▶ _YOUR GOAL_: Locate each line containing the string "high" and copy it out.

Dataset records on visual material
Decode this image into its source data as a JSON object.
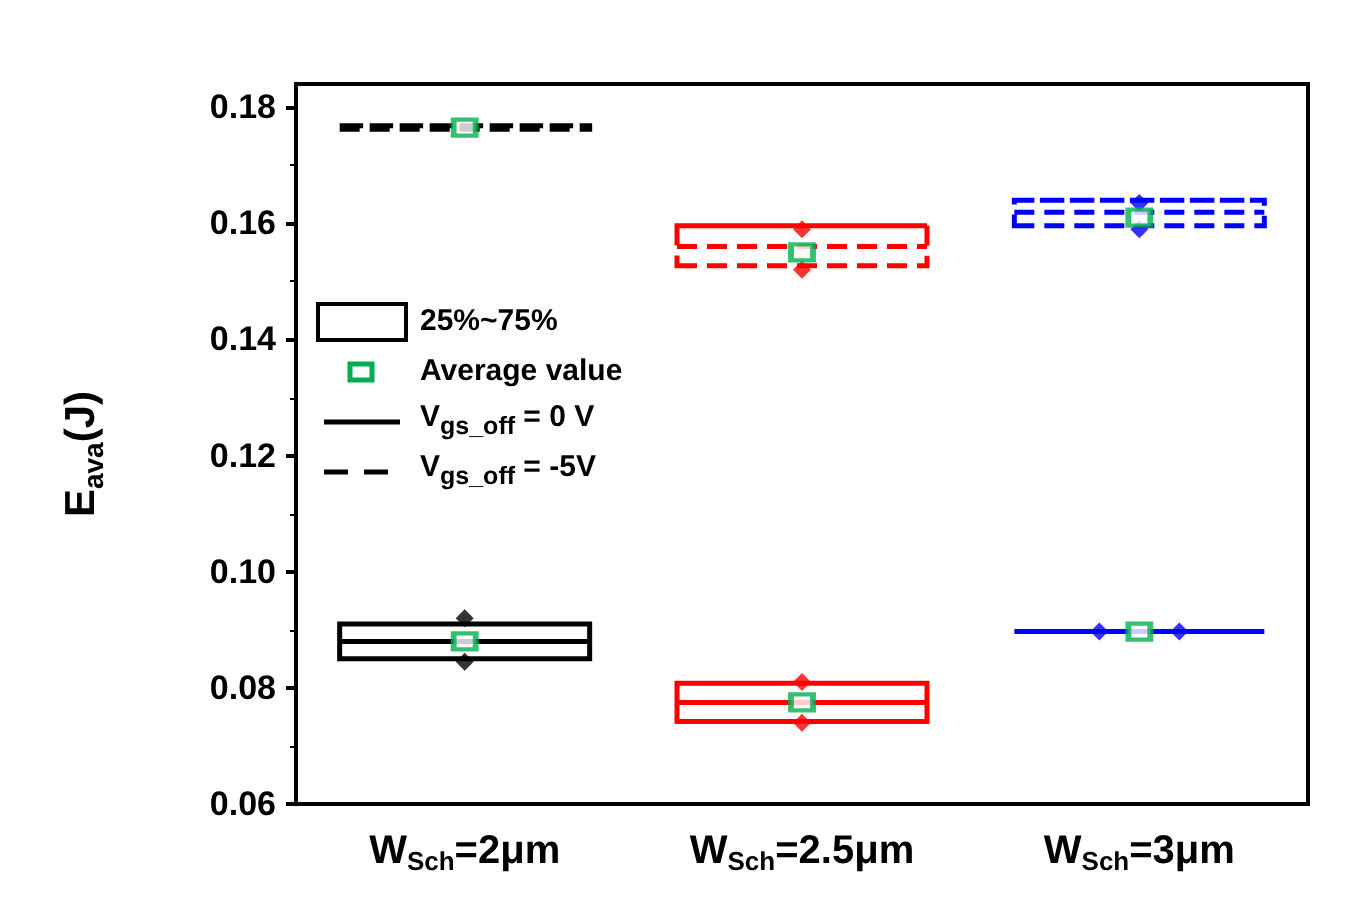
{
  "chart_data": {
    "type": "box",
    "ylabel": "E$_{ava}$(J)",
    "categories": [
      "W$_{Sch}$=2μm",
      "W$_{Sch}$=2.5μm",
      "W$_{Sch}$=3μm"
    ],
    "series": [
      {
        "name": "V$_{gs_off}$ = 0 V",
        "color": "#000000",
        "colors": [
          "#000000",
          "#ff0000",
          "#0000ff"
        ],
        "line_style": "solid",
        "boxes": [
          {
            "low": 0.085,
            "q1": 0.085,
            "median": 0.088,
            "q3": 0.091,
            "high": 0.091,
            "mean": 0.088
          },
          {
            "low": 0.0742,
            "q1": 0.0742,
            "median": 0.0775,
            "q3": 0.0808,
            "high": 0.0808,
            "mean": 0.0775
          },
          {
            "low": 0.0897,
            "q1": 0.0897,
            "median": 0.0897,
            "q3": 0.0897,
            "high": 0.0897,
            "mean": 0.0897
          }
        ]
      },
      {
        "name": "V$_{gs_off}$ = -5V",
        "color": "#000000",
        "colors": [
          "#000000",
          "#ff0000",
          "#0000ff"
        ],
        "line_style": "dashed",
        "boxes": [
          {
            "low": 0.1762,
            "q1": 0.1762,
            "median": 0.1765,
            "q3": 0.1768,
            "high": 0.1768,
            "mean": 0.1765
          },
          {
            "low": 0.1527,
            "q1": 0.1527,
            "median": 0.156,
            "q3": 0.1596,
            "high": 0.1596,
            "mean": 0.155
          },
          {
            "low": 0.1596,
            "q1": 0.1596,
            "median": 0.1619,
            "q3": 0.164,
            "high": 0.164,
            "mean": 0.161
          }
        ]
      },
      {
        "type": "scatter",
        "x": [
          "W$_{Sch}$=2μm",
          "W$_{Sch}$=2μm",
          "W$_{Sch}$=2.5μm",
          "W$_{Sch}$=2.5μm",
          "W$_{Sch}$=3μm",
          "W$_{Sch}$=3μm",
          "W$_{Sch}$=2.5μm",
          "W$_{Sch}$=2.5μm",
          "W$_{Sch}$=3μm",
          "W$_{Sch}$=3μm"
        ],
        "values": [
          0.0845,
          0.092,
          0.074,
          0.081,
          0.0897,
          0.0897,
          0.152,
          0.159,
          0.159,
          0.1635
        ],
        "colors": [
          "#000000",
          "#000000",
          "#ff0000",
          "#ff0000",
          "#0000ff",
          "#0000ff",
          "#ff0000",
          "#ff0000",
          "#0000ff",
          "#0000ff"
        ]
      }
    ],
    "annotations": [
      "25%~75%",
      "Average value"
    ],
    "marker": "diamond",
    "legend": "left",
    "ylim": [
      0.06,
      0.184
    ],
    "yticks": [
      0.06,
      0.08,
      {
        "value": 0.1,
        "label": "0.10"
      },
      0.12,
      0.14,
      0.16,
      0.18
    ]
  }
}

▶ _COMPLETED TASK_:
            "high": 0.091,
            "high": 0.0808,
            "high": 0.0897,
            "high": 0.1768,
            "high": 0.1596,
            "high": 0.164,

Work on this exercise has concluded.